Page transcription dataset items
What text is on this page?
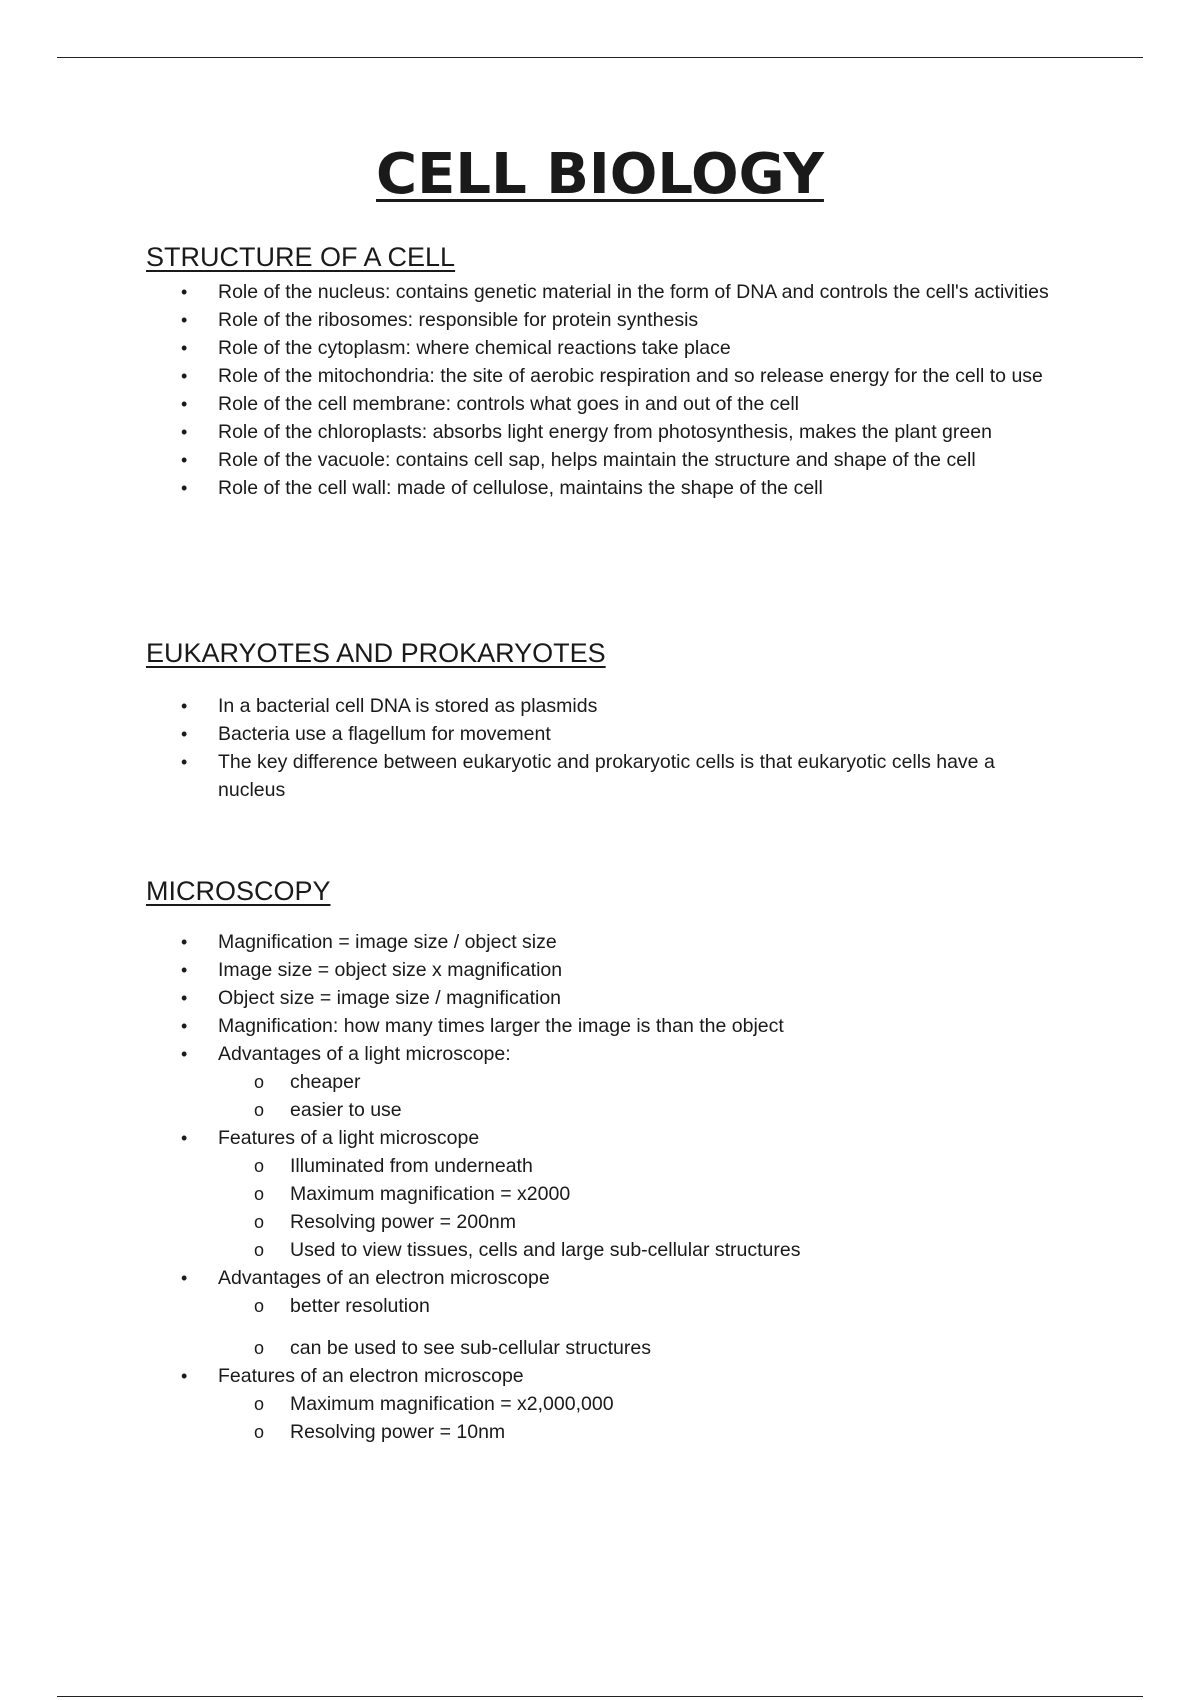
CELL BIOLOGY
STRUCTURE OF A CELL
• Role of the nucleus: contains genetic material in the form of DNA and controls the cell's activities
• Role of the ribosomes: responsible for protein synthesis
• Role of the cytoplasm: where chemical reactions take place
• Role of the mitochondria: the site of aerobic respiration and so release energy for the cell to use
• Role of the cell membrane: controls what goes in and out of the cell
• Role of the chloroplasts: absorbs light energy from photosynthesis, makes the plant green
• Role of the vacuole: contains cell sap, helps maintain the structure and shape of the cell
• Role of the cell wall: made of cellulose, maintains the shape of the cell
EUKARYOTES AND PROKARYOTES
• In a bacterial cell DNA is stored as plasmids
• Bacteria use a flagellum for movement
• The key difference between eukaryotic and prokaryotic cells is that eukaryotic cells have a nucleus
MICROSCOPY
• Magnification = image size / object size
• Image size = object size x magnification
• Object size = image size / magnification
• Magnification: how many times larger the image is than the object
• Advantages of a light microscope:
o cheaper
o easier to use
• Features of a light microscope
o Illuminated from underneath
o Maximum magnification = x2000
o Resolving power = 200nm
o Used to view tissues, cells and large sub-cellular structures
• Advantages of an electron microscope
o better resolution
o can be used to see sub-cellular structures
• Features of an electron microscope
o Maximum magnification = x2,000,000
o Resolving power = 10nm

Your goal -> Your task is to gather all lines from the entries above that hold the word "energy".

Final answer ->
• Role of the mitochondria: the site of aerobic respiration and so release energy for the cell to use
• Role of the chloroplasts: absorbs light energy from photosynthesis, makes the plant green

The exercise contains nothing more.